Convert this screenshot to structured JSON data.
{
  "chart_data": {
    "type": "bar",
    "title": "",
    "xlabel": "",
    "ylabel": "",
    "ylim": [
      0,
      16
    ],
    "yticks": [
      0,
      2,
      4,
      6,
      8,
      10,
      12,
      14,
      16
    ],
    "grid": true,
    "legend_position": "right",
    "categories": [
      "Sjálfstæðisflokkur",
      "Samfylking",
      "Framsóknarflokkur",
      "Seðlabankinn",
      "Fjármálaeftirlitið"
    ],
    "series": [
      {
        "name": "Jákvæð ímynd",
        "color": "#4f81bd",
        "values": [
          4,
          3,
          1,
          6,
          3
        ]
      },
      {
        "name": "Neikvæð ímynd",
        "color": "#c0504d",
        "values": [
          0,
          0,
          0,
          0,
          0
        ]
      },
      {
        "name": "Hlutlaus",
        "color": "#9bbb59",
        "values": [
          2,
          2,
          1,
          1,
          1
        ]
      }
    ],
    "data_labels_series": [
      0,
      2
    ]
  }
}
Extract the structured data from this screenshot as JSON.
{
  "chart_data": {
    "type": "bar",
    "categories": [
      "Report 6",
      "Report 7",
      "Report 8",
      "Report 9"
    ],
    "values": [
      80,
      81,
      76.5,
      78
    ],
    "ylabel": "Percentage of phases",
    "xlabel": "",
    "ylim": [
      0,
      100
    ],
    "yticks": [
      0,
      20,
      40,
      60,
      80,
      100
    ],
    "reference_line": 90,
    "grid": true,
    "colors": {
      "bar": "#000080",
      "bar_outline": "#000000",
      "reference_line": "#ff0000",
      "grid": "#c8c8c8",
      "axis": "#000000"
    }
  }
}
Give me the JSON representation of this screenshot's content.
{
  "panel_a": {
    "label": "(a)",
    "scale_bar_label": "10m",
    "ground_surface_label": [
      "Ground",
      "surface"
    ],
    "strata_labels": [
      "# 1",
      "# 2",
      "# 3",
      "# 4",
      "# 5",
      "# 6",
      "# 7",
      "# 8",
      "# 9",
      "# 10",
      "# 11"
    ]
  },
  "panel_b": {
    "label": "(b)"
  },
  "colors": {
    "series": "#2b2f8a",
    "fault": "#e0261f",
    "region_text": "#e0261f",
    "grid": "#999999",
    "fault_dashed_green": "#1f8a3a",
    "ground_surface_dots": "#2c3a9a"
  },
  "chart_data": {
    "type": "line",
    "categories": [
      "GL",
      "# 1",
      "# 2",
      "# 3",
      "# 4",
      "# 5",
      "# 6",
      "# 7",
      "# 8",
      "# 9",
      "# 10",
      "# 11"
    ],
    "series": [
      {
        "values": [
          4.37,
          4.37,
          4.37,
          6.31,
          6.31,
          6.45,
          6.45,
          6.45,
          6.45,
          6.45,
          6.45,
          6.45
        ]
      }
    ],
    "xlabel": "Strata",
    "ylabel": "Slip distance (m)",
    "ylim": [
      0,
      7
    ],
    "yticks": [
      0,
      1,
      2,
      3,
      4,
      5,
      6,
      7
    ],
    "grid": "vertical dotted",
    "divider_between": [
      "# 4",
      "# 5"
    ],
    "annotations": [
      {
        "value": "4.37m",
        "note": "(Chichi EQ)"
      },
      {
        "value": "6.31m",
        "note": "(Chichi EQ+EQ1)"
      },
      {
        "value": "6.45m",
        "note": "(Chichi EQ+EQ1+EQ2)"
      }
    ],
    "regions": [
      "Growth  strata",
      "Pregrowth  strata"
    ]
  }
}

* * * * * * *

Task details
Across the entries, how many lines contain "this"? Reply with the number only.

Written solution
3